SET TASK
Every entry below must appear again, exactly as written.

+++ ROWS +++

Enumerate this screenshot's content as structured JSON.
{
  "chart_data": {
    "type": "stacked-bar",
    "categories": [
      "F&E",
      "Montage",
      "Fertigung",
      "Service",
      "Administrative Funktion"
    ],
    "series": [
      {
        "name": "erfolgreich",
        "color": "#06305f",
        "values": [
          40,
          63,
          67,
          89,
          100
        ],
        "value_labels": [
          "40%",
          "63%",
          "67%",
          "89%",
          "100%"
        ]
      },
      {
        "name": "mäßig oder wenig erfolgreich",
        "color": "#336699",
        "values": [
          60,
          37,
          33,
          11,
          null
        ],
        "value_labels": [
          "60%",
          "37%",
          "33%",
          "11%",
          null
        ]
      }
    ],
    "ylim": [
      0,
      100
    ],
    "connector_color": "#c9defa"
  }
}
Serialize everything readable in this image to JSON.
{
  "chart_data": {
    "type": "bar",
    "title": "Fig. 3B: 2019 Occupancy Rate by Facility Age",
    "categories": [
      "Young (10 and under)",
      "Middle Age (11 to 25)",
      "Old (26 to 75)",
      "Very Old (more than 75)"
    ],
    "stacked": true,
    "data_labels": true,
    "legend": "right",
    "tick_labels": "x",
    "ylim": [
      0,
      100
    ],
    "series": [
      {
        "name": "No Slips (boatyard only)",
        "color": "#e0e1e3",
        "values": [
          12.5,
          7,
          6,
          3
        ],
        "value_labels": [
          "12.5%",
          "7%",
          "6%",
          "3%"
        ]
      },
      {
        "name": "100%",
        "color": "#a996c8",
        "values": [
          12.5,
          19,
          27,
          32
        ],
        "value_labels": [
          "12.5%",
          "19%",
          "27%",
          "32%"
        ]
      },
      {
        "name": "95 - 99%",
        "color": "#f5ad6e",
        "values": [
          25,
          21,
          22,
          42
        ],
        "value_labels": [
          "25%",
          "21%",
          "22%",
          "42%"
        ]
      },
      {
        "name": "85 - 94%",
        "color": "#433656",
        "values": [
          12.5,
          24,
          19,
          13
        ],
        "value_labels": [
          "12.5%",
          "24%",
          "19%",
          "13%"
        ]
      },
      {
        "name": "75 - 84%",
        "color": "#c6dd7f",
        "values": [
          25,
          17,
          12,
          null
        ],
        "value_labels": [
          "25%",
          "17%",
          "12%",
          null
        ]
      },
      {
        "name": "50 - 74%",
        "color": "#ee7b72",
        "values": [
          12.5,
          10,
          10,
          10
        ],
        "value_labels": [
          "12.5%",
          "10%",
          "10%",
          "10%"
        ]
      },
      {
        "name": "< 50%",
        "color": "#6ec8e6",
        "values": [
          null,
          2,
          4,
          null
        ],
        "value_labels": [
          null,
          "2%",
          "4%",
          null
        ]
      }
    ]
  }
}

+++

THE RESPONSE
Enumerate this screenshot's content as structured JSON.
{
  "chart_data": {
    "type": "stacked-bar",
    "categories": [
      "F&E",
      "Montage",
      "Fertigung",
      "Service",
      "Administrative Funktion"
    ],
    "series": [
      {
        "name": "erfolgreich",
        "color": "#06305f",
        "values": [
          40,
          63,
          67,
          89,
          100
        ],
        "value_labels": [
          "40%",
          "63%",
          "67%",
          "89%",
          "100%"
        ]
      },
      {
        "name": "mäßig oder wenig erfolgreich",
        "color": "#336699",
        "values": [
          60,
          37,
          33,
          11,
          null
        ],
        "value_labels": [
          "60%",
          "37%",
          "33%",
          "11%",
          null
        ]
      }
    ],
    "ylim": [
      0,
      100
    ],
    "connector_color": "#c9defa"
  }
}
Serialize everything readable in this image to JSON.
{
  "chart_data": {
    "type": "bar",
    "title": "Fig. 3B: 2019 Occupancy Rate by Facility Age",
    "categories": [
      "Young (10 and under)",
      "Middle Age (11 to 25)",
      "Old (26 to 75)",
      "Very Old (more than 75)"
    ],
    "stacked": true,
    "data_labels": true,
    "legend": "right",
    "tick_labels": "x",
    "ylim": [
      0,
      100
    ],
    "series": [
      {
        "name": "No Slips (boatyard only)",
        "color": "#e0e1e3",
        "values": [
          12.5,
          7,
          6,
          3
        ],
        "value_labels": [
          "12.5%",
          "7%",
          "6%",
          "3%"
        ]
      },
      {
        "name": "100%",
        "color": "#a996c8",
        "values": [
          12.5,
          19,
          27,
          32
        ],
        "value_labels": [
          "12.5%",
          "19%",
          "27%",
          "32%"
        ]
      },
      {
        "name": "95 - 99%",
        "color": "#f5ad6e",
        "values": [
          25,
          21,
          22,
          42
        ],
        "value_labels": [
          "25%",
          "21%",
          "22%",
          "42%"
        ]
      },
      {
        "name": "85 - 94%",
        "color": "#433656",
        "values": [
          12.5,
          24,
          19,
          13
        ],
        "value_labels": [
          "12.5%",
          "24%",
          "19%",
          "13%"
        ]
      },
      {
        "name": "75 - 84%",
        "color": "#c6dd7f",
        "values": [
          25,
          17,
          12,
          null
        ],
        "value_labels": [
          "25%",
          "17%",
          "12%",
          null
        ]
      },
      {
        "name": "50 - 74%",
        "color": "#ee7b72",
        "values": [
          12.5,
          10,
          10,
          10
        ],
        "value_labels": [
          "12.5%",
          "10%",
          "10%",
          "10%"
        ]
      },
      {
        "name": "< 50%",
        "color": "#6ec8e6",
        "values": [
          null,
          2,
          4,
          null
        ],
        "value_labels": [
          null,
          "2%",
          "4%",
          null
        ]
      }
    ]
  }
}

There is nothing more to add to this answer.